Clara Sánchez, licenciada en Filología Hispánica por la Universidad Complutense y profesora de Literatura en la UNED. Su primera novela llega en 1989, “Piedras Preciosas” (editorial Punto de Lectura) con la que despierta el interés de la crítica y de los lectores. Once años y cinco novelas después, le llegan su primer gran éxito: el “Premio Alfaguara 2000” con “Últimas noticias del paraíso” (editorial Alfaguara, colección hispánica) una exploración de la confusión y la alienación de la juventud actual. Tres novelas y 10 años más, toca el cielo con “Lo que esconde tu nombre” en una mano y con el Premio Nadal en la otra, una oleada de traducciones en varios países, más 150.000 copias vendidas en España, y cerca de 500.000 en Italia y sobre todo conseguir una libertad literaria que le permite escribir de lo que le apetece y divierte, "tengo que escribir como soy yo, me gustan los autores que son naturales y no buscan aparentar lo que no son".

Se confiesa admiradora de Verónica por su valentía, aunque reconoce que se identifica más con Betty, con la madre de ésta, así mismo nos cuenta que el camino recorrido en esta novela le ha hecho conectar con su papel de madre y también con el de hija, quizás por ello las narradoras son dos jóvenes, una de ellas intentando vengar la infelicidad de su madre, algo que la propia autora no pudo conseguir en su caso personal: “Yo he vivido también con cierta rabia porque mi madre podía haber sido más feliz; me he dejado vencer en mi vida por la carga emocional que ella me transfería, pero no he sido suficientemente fuerte para ayudarla”.

____

» Trabajo por realizar
Continúa el fragmento sobre Clara Sánchez a partir de su última oración. No hace falta consultar las entradas.

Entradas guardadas
____

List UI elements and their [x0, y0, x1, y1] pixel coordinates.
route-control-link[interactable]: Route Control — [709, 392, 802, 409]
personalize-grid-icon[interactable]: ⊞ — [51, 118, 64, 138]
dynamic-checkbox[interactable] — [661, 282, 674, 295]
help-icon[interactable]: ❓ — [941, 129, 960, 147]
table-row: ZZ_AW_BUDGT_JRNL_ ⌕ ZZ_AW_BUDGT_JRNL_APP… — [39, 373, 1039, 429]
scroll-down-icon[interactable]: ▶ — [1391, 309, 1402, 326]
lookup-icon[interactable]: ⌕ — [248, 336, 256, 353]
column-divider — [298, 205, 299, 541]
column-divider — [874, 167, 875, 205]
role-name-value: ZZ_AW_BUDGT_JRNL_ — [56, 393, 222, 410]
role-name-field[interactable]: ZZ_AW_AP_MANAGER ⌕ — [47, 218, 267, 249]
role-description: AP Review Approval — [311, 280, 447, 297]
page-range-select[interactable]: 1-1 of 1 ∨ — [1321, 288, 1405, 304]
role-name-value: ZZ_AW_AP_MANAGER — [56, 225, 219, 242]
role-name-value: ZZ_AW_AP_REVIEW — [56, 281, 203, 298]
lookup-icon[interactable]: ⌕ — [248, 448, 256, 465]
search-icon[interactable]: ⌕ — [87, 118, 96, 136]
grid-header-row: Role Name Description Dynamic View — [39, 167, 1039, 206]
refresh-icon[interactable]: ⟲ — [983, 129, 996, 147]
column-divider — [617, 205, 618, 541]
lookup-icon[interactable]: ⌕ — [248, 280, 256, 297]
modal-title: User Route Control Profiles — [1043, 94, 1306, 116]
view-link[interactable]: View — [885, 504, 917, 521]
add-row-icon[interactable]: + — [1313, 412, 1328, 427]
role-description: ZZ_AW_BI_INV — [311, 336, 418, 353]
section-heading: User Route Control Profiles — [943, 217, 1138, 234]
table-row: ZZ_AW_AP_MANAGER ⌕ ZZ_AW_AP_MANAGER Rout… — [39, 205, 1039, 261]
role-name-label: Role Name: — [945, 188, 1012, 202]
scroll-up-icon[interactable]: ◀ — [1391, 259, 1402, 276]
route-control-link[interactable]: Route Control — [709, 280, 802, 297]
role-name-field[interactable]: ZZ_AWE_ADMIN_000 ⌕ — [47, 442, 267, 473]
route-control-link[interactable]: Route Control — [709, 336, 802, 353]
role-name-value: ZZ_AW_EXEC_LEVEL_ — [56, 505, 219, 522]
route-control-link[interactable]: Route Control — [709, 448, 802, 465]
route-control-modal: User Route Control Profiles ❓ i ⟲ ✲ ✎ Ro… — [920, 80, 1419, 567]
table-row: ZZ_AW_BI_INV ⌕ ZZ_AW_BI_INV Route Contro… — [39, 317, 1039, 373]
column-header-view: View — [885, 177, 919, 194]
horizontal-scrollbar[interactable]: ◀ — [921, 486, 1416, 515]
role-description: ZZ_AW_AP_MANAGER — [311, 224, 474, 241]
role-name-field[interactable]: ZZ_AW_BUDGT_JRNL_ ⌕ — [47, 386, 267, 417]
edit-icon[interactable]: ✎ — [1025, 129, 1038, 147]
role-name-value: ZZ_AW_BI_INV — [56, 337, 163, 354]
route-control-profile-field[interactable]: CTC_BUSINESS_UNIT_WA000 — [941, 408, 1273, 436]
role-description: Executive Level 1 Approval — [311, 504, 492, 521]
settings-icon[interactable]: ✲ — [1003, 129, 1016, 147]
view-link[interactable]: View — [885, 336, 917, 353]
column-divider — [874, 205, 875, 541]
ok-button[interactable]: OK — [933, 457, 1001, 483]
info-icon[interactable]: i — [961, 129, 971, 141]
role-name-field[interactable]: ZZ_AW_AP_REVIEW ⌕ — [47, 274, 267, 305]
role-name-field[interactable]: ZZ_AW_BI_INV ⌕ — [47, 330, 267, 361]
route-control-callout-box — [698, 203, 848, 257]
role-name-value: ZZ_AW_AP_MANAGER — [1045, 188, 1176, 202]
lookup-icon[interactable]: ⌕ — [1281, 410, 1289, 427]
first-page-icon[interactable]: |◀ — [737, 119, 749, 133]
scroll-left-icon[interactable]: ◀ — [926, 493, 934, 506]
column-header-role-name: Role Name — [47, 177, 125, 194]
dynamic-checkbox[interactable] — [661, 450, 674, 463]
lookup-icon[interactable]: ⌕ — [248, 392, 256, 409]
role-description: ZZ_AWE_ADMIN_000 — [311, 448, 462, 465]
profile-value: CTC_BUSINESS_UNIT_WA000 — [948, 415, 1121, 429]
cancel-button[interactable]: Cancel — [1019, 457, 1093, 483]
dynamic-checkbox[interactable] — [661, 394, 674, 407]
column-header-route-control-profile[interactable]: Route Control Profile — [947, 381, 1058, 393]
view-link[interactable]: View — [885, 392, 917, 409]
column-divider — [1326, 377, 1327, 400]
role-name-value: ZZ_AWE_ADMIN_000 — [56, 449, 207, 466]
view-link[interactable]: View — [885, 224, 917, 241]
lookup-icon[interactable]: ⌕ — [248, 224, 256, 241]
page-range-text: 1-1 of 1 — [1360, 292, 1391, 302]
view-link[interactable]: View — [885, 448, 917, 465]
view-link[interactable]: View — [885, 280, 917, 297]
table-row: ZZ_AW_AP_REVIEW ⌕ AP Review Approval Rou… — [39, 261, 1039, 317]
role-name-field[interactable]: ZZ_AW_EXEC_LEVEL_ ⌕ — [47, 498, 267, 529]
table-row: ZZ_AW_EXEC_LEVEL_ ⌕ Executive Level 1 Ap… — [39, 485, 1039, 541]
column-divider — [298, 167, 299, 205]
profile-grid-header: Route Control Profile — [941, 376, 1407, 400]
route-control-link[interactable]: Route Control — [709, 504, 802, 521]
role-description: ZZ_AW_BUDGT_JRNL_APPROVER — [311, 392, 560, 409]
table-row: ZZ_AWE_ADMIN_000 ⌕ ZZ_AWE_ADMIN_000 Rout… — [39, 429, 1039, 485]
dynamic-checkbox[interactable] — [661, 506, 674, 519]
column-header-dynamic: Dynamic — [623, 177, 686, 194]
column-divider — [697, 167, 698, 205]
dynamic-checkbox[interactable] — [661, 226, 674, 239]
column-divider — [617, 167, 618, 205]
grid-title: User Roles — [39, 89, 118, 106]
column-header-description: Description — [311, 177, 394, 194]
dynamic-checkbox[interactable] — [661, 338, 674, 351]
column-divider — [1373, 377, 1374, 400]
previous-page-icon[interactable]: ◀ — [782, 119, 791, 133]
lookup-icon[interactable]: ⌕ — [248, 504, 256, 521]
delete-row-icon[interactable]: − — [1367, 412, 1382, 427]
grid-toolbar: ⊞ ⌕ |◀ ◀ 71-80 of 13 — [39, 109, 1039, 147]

____

» La respuesta
Según Clara, “Entra en mi vida” no es una novela periodística, ni un ensayo sobre los niños robados, y no quiere que se la tache de oportunista. Es más bien una obra que descansa en la intriga psicológica, que ha sacado el espíritu “hitchcockiano”, que hay en ella, una novela sobre los sobre los sentimientos que a Clara le han producido las noticias sobre los niños robados del franquismo, pero sin querer hacer una novela triste, sino más bien lo contrario, una historia de fuerza, vitalidad, de futuro, de esperanza, de ganas de confiar en los demás… bueno, en honor a la verdad a mí no me ha parecido que lo haya logrado. Creo que en su afán de no meter el dedo en la llaga y ser políticamente correcta, ha creado una novela un tanto pueril, infantil, cándida (el sinónimo que más os guste), incluso algunos pasajes me han recordado a las novelas adolescentes de Federico Moccia (cualquiera al azar), sinceramente no me he creído la historia, ni he empatizado con ninguna de las dos protagonistas, no me ha emocionado, ni removido nada dentro.

Robo de bebés durante el Franquismo

Un abuso desmedido del cambio de narrador que se hace un tanto pesado al estar saltando casi constantemente de Verónica a Laura, dejando de soslayo algunos actores secundarios que resultaban muy interesantes pero que permanecen un tanto apartados, como Daniel, Lili o Ángel, el hermano que pasaba por allí, un personaje de attrezzo … pero sobre todo Ana, el personaje más extraño, que de tanto etéreo se convierte en fantasma y que le podía haber dado a la novela un toque de valor añadido muy emocionante por la controversia que despierta.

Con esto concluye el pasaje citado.